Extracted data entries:

•••

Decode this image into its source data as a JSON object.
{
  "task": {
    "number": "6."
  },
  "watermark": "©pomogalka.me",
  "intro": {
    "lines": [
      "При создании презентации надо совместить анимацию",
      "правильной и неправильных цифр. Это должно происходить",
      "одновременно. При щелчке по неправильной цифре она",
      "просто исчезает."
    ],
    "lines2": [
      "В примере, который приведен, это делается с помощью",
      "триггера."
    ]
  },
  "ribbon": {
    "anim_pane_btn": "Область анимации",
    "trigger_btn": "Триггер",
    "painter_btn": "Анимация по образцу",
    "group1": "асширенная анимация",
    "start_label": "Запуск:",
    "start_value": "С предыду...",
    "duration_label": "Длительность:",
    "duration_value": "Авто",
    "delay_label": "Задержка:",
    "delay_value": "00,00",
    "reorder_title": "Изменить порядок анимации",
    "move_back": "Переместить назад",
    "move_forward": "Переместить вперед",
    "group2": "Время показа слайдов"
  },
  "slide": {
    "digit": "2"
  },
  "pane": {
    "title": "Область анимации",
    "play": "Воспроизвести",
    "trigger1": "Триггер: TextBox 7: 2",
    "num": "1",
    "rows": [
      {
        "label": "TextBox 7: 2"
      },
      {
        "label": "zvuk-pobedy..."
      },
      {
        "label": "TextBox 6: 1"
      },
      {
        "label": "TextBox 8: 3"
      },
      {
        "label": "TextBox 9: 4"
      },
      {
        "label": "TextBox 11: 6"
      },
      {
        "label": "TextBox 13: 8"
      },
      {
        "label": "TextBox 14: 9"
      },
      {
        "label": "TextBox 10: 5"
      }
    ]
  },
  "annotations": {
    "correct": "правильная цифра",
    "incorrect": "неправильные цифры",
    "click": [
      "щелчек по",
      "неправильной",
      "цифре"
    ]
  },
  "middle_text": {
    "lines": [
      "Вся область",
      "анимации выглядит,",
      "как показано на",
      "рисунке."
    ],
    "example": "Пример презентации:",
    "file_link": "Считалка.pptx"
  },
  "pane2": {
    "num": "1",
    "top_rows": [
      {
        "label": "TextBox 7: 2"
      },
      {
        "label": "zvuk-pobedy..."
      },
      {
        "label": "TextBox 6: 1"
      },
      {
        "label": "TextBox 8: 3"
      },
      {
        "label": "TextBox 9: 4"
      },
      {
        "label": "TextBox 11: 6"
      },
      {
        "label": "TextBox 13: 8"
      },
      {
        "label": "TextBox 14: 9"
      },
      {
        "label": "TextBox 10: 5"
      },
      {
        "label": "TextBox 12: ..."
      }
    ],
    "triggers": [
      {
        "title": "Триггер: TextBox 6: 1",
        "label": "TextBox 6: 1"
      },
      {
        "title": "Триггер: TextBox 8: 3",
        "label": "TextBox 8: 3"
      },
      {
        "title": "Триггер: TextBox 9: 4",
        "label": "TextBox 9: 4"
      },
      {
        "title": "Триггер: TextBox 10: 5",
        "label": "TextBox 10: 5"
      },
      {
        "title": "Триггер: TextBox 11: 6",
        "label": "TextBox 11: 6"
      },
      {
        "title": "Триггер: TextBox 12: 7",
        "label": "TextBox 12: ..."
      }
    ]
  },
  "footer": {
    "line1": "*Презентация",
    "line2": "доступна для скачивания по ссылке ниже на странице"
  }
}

•••

● **Instructions to follow**
Find the word "Переместить" in the entries above and gather every line that holds it.

● **Answer in full**
    "move_back": "Переместить назад",
    "move_forward": "Переместить вперед",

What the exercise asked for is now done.